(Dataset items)
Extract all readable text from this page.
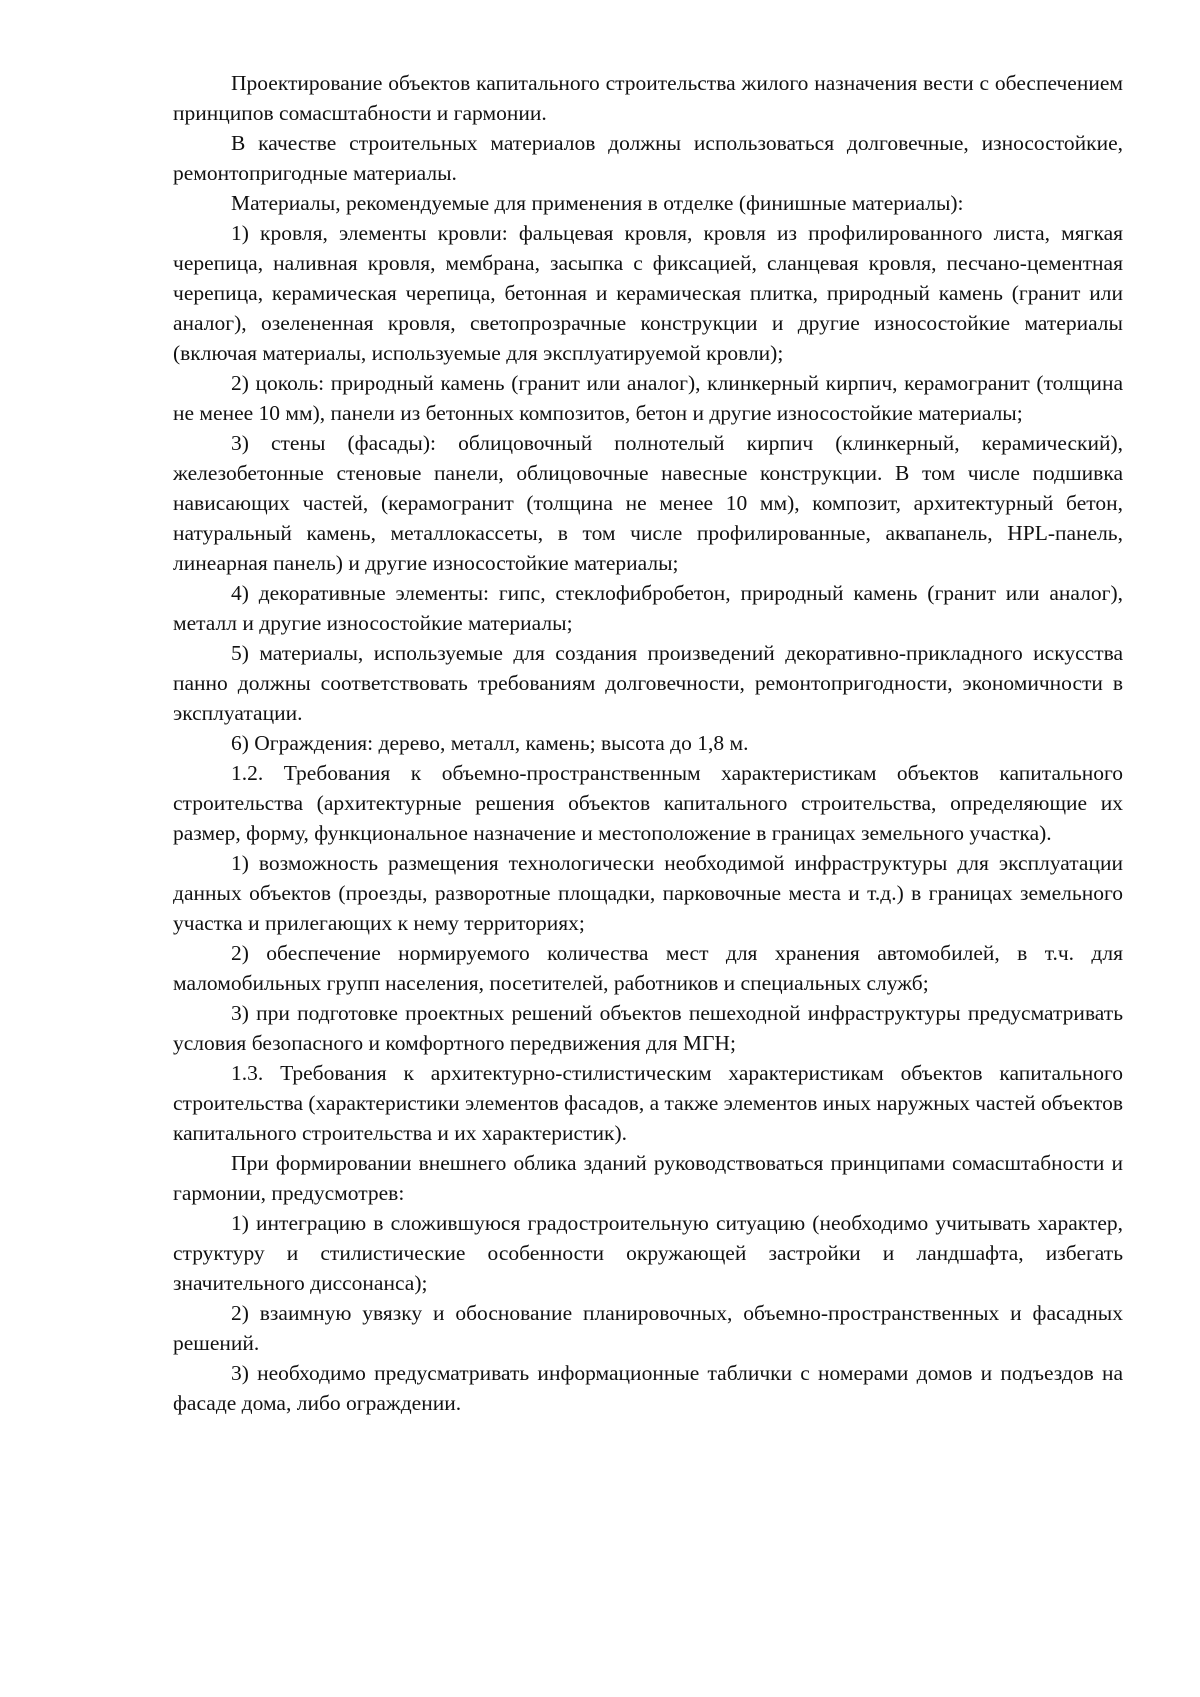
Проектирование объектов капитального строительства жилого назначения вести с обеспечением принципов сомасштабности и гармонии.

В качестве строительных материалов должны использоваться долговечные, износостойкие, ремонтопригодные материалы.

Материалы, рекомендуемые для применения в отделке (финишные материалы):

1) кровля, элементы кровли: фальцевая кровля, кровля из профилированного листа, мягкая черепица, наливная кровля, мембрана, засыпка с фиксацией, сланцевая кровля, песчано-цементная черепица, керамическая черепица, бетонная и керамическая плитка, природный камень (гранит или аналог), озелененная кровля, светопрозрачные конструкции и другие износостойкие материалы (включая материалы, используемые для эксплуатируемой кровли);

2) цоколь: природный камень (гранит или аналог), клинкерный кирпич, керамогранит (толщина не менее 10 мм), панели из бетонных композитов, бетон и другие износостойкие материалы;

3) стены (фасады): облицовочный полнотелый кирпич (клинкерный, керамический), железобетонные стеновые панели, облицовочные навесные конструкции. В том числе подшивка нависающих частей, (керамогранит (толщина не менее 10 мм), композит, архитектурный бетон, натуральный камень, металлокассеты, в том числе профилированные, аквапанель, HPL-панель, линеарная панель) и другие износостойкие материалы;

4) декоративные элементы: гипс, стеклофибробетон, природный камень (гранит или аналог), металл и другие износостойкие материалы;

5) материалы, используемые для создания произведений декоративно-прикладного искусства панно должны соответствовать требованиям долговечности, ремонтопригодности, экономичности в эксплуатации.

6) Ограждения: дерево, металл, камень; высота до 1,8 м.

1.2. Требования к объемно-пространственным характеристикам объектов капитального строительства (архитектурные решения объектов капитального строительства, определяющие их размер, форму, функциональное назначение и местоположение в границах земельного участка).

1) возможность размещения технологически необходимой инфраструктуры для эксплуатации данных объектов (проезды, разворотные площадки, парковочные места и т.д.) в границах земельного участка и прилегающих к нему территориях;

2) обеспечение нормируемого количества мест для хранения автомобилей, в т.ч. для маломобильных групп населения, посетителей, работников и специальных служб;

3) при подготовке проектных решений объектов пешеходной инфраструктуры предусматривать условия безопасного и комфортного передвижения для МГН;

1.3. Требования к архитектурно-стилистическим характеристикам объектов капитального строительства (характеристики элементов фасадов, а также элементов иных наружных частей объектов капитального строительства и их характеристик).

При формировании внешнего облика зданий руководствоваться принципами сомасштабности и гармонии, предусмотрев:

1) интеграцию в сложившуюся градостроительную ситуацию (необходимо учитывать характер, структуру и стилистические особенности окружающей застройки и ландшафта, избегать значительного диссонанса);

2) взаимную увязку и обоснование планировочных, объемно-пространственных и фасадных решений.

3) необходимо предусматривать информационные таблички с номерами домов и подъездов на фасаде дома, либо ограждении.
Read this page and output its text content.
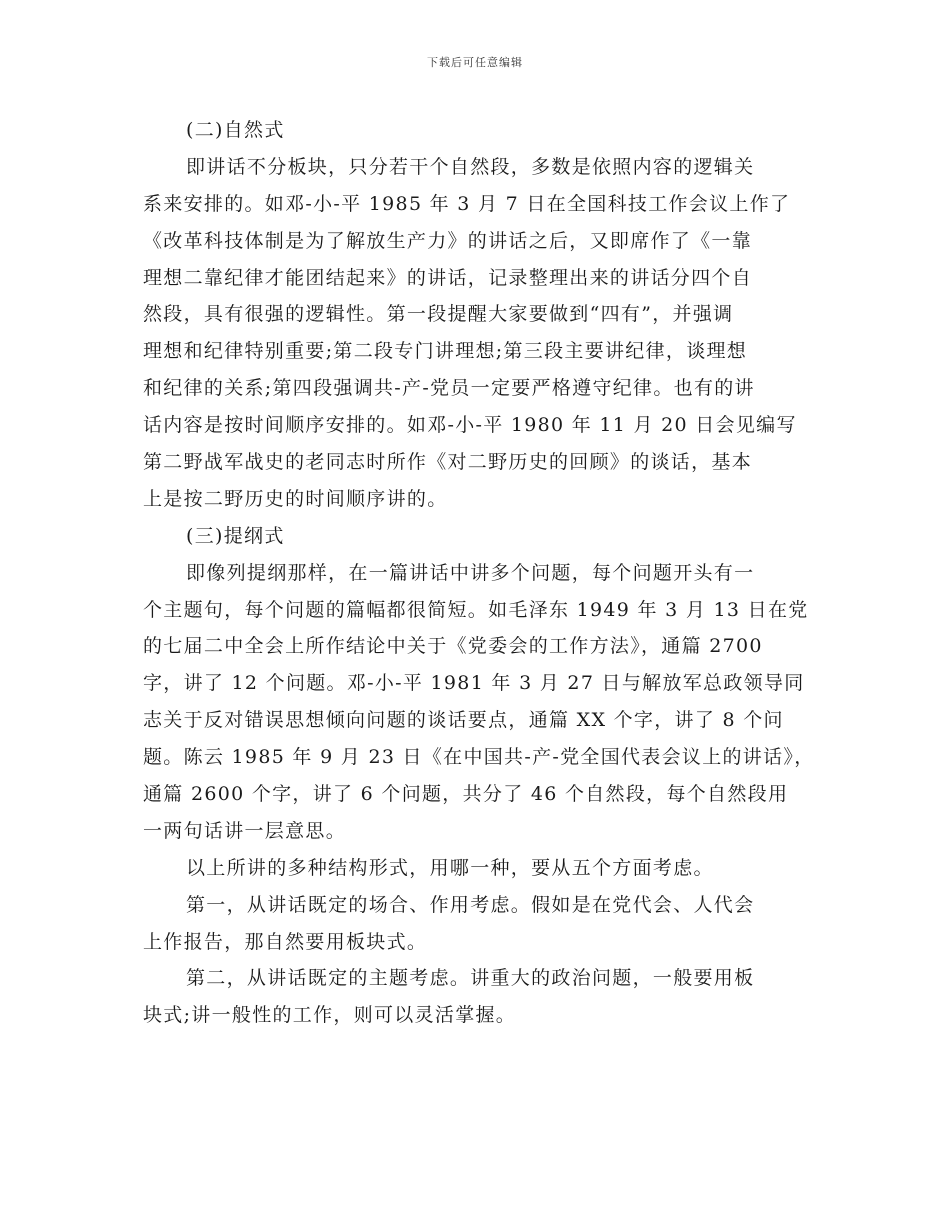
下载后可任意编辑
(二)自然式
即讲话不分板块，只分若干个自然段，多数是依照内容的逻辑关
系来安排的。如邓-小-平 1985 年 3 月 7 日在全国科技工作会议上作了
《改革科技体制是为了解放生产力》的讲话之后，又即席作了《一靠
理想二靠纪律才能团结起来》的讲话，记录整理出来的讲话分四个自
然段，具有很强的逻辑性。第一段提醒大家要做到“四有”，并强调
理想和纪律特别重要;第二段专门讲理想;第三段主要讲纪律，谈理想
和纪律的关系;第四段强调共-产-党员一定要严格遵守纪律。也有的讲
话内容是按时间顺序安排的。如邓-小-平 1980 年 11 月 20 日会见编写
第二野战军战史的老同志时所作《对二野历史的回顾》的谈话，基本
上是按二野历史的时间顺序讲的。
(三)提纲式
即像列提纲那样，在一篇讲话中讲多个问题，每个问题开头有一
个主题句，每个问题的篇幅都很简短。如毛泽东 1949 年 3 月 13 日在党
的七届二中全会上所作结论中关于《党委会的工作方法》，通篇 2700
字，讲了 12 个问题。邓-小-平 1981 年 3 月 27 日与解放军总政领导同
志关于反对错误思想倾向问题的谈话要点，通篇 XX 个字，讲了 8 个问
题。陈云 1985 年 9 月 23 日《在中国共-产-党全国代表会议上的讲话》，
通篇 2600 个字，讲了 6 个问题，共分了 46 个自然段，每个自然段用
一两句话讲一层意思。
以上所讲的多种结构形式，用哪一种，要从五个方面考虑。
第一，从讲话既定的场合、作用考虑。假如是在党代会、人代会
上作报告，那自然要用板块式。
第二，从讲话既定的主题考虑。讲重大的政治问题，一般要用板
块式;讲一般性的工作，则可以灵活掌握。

→ WRITTEN INSTRUCTION
Repeat the entries exactly and keep the pictures out of the copy.

→ WRITTEN SOLUTION
Extract all readable text from this page.
Проектирование объектов капитального строительства жилого назначения вести с обеспечением принципов сомасштабности и гармонии.

В качестве строительных материалов должны использоваться долговечные, износостойкие, ремонтопригодные материалы.

Материалы, рекомендуемые для применения в отделке (финишные материалы):

1) кровля, элементы кровли: фальцевая кровля, кровля из профилированного листа, мягкая черепица, наливная кровля, мембрана, засыпка с фиксацией, сланцевая кровля, песчано-цементная черепица, керамическая черепица, бетонная и керамическая плитка, природный камень (гранит или аналог), озелененная кровля, светопрозрачные конструкции и другие износостойкие материалы (включая материалы, используемые для эксплуатируемой кровли);

2) цоколь: природный камень (гранит или аналог), клинкерный кирпич, керамогранит (толщина не менее 10 мм), панели из бетонных композитов, бетон и другие износостойкие материалы;

3) стены (фасады): облицовочный полнотелый кирпич (клинкерный, керамический), железобетонные стеновые панели, облицовочные навесные конструкции. В том числе подшивка нависающих частей, (керамогранит (толщина не менее 10 мм), композит, архитектурный бетон, натуральный камень, металлокассеты, в том числе профилированные, аквапанель, HPL-панель, линеарная панель) и другие износостойкие материалы;

4) декоративные элементы: гипс, стеклофибробетон, природный камень (гранит или аналог), металл и другие износостойкие материалы;

5) материалы, используемые для создания произведений декоративно-прикладного искусства панно должны соответствовать требованиям долговечности, ремонтопригодности, экономичности в эксплуатации.

6) Ограждения: дерево, металл, камень; высота до 1,8 м.

1.2. Требования к объемно-пространственным характеристикам объектов капитального строительства (архитектурные решения объектов капитального строительства, определяющие их размер, форму, функциональное назначение и местоположение в границах земельного участка).

1) возможность размещения технологически необходимой инфраструктуры для эксплуатации данных объектов (проезды, разворотные площадки, парковочные места и т.д.) в границах земельного участка и прилегающих к нему территориях;

2) обеспечение нормируемого количества мест для хранения автомобилей, в т.ч. для маломобильных групп населения, посетителей, работников и специальных служб;

3) при подготовке проектных решений объектов пешеходной инфраструктуры предусматривать условия безопасного и комфортного передвижения для МГН;

1.3. Требования к архитектурно-стилистическим характеристикам объектов капитального строительства (характеристики элементов фасадов, а также элементов иных наружных частей объектов капитального строительства и их характеристик).

При формировании внешнего облика зданий руководствоваться принципами сомасштабности и гармонии, предусмотрев:

1) интеграцию в сложившуюся градостроительную ситуацию (необходимо учитывать характер, структуру и стилистические особенности окружающей застройки и ландшафта, избегать значительного диссонанса);

2) взаимную увязку и обоснование планировочных, объемно-пространственных и фасадных решений.

3) необходимо предусматривать информационные таблички с номерами домов и подъездов на фасаде дома, либо ограждении.
Read this page and output its text content.
下载后可任意编辑
(二)自然式
即讲话不分板块，只分若干个自然段，多数是依照内容的逻辑关
系来安排的。如邓-小-平 1985 年 3 月 7 日在全国科技工作会议上作了
《改革科技体制是为了解放生产力》的讲话之后，又即席作了《一靠
理想二靠纪律才能团结起来》的讲话，记录整理出来的讲话分四个自
然段，具有很强的逻辑性。第一段提醒大家要做到“四有”，并强调
理想和纪律特别重要;第二段专门讲理想;第三段主要讲纪律，谈理想
和纪律的关系;第四段强调共-产-党员一定要严格遵守纪律。也有的讲
话内容是按时间顺序安排的。如邓-小-平 1980 年 11 月 20 日会见编写
第二野战军战史的老同志时所作《对二野历史的回顾》的谈话，基本
上是按二野历史的时间顺序讲的。
(三)提纲式
即像列提纲那样，在一篇讲话中讲多个问题，每个问题开头有一
个主题句，每个问题的篇幅都很简短。如毛泽东 1949 年 3 月 13 日在党
的七届二中全会上所作结论中关于《党委会的工作方法》，通篇 2700
字，讲了 12 个问题。邓-小-平 1981 年 3 月 27 日与解放军总政领导同
志关于反对错误思想倾向问题的谈话要点，通篇 XX 个字，讲了 8 个问
题。陈云 1985 年 9 月 23 日《在中国共-产-党全国代表会议上的讲话》，
通篇 2600 个字，讲了 6 个问题，共分了 46 个自然段，每个自然段用
一两句话讲一层意思。
以上所讲的多种结构形式，用哪一种，要从五个方面考虑。
第一，从讲话既定的场合、作用考虑。假如是在党代会、人代会
上作报告，那自然要用板块式。
第二，从讲话既定的主题考虑。讲重大的政治问题，一般要用板
块式;讲一般性的工作，则可以灵活掌握。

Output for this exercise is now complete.